▸ **Reading text**
Lessons for today from Europe's history

Folkestone Road of Remembrance during World War One

Folkestone Road of Remembrance during World War One

Next weekend, the 3rd and 4th October, the Step Short project will be organising a programme of talks, walks, and events all marking the role Folkestone played during the First World War. These activities will be based around the University Centre and Quarterhouse in Folkestone and you can find out more details on the Go Folkestone website www.gofolkestone.org.uk

As Chairman of the Step Short project I believe it is important that we keep in touch with our history and particularly of such momentous events as that war. Folkestone played a pivotal role as the major port of embarkation for troops to the Western Front, and it is possible that most people in Britain have an ancestor who was here at some point at that time. My hope is that through events like those planned for this weekend we will raise awareness of our history and also for the objectives of the Step Short project to create a new memorial along the Road of Remembrance and information points for visitors and residents by the time of the centenary of the outbreak of the war in 2014.

Twenty years ago, when I was studying for my GCSE’s, I went on one of the First World War battle field tours with my school. These trips are increasingly popular and mine certainly left a lasting impression. But whilst I was there in the autumn of 1989, interested to learn more about a major event in European history, another was building up to its climax. Over the next few weeks we will see the 20th anniversaries of the revolutions in Eastern Europe that brought the end of communist government.

▸ **Given problem 1**
Quote the Folkestone remembrance post word for word, beginning at the words "As Chairman of" and stopping after the words "war in 2014.".
▸ **Given problem 2**
In the Folkestone remembrance post, what role did Folkestone play during the First World War?
▸ **Given problem 3**
Carry on the Folkestone remembrance post, picking up after its final sentence.

▸ **Data provided**
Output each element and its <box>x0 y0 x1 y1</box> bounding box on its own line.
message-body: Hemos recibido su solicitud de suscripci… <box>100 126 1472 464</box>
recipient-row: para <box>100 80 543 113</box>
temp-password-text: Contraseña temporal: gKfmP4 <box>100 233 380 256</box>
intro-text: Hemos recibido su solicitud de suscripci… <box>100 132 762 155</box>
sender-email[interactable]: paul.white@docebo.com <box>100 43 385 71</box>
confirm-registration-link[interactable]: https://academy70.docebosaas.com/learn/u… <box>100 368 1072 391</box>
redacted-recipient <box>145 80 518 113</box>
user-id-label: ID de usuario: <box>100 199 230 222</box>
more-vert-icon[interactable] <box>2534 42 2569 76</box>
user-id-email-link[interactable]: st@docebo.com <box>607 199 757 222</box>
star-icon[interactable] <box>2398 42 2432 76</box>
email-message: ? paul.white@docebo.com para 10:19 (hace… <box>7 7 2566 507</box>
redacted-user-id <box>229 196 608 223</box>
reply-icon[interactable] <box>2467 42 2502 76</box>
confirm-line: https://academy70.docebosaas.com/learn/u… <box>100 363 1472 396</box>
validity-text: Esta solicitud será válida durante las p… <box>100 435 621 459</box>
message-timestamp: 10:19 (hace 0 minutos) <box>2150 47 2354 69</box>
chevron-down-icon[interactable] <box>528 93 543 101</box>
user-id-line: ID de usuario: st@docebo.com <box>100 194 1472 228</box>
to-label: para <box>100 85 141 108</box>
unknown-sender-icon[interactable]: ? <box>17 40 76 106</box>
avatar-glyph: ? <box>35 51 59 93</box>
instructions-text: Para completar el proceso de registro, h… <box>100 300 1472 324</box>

▸ **Output 1**
As Chairman of the Step Short project I believe it is important that we keep in touch with our history and particularly of such momentous events as that war. Folkestone played a pivotal role as the major port of embarkation for troops to the Western Front, and it is possible that most people in Britain have an ancestor who was here at some point at that time. My hope is that through events like those planned for this weekend we will raise awareness of our history and also for the objectives of the Step Short project to create a new memorial along the Road of Remembrance and information points for visitors and residents by the time of the centenary of the outbreak of the war in 2014.

▸ **Output 2**
It was the major port of embarkation for troops to the Western Front.

▸ **Output 3**
We now take for granted the fact that we can travel freely across Europe, and take the short walk through the Brandenburg Gate in Berlin, which was previously closed with the Wall, guards and barbed wire. Those former communist countries are now members of the European Union, but I think it is important that we remember at this time that the EU is not an end in itself, but just a tool that has been created by the nations of Europe to promote peace and improve their mutual prosperity.

As we have learned from history, all organisations need to adapt if they are to survive and the EU is the same. It must become less bureaucratic, detail obsessed and inward looking. It must also become more open to the people and the scrutiny that comes from honest debate. That is why it was wrong for the Government to cancel the referendum they promised on the new European Treaty that effectively creates a constitution for the EU. We should all say no to no say. I would also say no to this Treaty which centres too much power in Brussels away from national governments and the people they serve.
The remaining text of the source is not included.